*THE TASK*: Gather each line containing the string "Adams" from these entries.

*DATA SHOWN*:
___

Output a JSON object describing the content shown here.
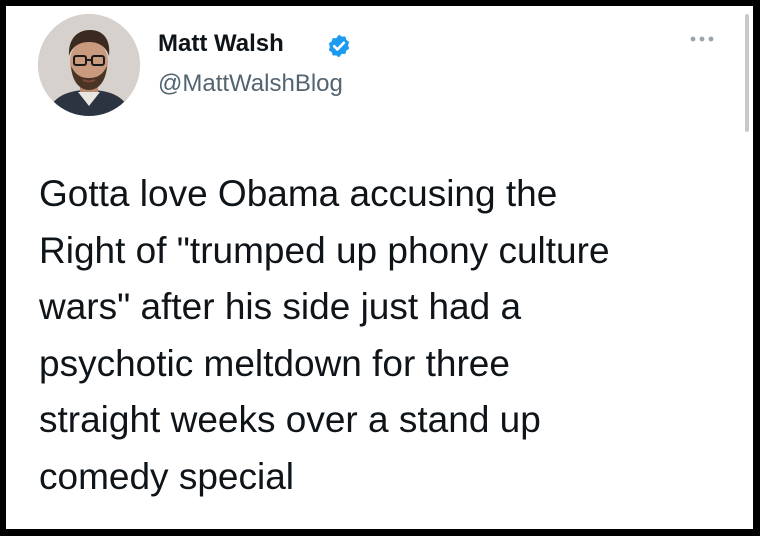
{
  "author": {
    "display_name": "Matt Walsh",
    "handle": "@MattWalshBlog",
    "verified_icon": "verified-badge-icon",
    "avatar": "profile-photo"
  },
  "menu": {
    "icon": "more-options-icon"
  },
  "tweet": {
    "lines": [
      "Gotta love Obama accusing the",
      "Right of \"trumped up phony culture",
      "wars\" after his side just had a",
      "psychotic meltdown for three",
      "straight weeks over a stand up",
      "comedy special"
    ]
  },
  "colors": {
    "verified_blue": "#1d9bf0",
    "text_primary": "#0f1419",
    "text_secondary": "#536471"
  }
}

___

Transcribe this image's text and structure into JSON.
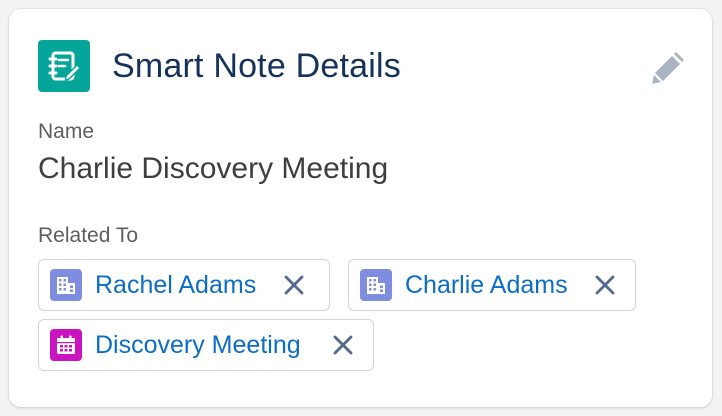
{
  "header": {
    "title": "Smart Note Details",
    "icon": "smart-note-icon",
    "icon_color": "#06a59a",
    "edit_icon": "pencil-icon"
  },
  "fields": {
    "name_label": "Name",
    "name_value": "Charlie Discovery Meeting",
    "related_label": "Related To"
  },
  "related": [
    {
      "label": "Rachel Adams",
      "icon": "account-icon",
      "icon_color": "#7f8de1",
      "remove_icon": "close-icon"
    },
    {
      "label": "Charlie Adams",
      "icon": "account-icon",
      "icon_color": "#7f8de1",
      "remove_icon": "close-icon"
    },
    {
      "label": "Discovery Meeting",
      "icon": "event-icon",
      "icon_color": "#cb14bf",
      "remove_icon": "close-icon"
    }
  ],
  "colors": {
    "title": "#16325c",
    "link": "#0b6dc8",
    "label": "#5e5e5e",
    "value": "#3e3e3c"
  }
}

___

*EXERCISE OUTPUT*:
      "label": "Rachel Adams",
      "label": "Charlie Adams",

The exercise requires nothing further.